**Task goal**
Locate the word "boundary" in the data below, then copy every line that holds it.

**Materials provided**
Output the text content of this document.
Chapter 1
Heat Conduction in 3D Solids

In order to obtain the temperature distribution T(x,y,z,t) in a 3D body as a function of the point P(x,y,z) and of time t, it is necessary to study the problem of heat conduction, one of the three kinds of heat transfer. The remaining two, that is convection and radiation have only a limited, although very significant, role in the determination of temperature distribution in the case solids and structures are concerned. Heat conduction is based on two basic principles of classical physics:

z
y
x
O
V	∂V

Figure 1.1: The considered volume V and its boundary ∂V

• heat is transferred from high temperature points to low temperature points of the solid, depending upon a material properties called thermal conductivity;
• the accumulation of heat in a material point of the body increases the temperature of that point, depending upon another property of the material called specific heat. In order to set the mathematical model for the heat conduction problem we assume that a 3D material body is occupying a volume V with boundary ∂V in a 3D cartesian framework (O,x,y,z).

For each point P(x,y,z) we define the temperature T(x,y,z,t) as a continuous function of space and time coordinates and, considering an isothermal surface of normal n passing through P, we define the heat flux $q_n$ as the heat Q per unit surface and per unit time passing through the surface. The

**Correct output**
Figure 1.1: The considered volume V and its boundary ∂V
• the accumulation of heat in a material point of the body increases the temperature of that point, depending upon another property of the material called specific heat. In order to set the mathematical model for the heat conduction problem we assume that a 3D material body is occupying a volume V with boundary ∂V in a 3D cartesian framework (O,x,y,z).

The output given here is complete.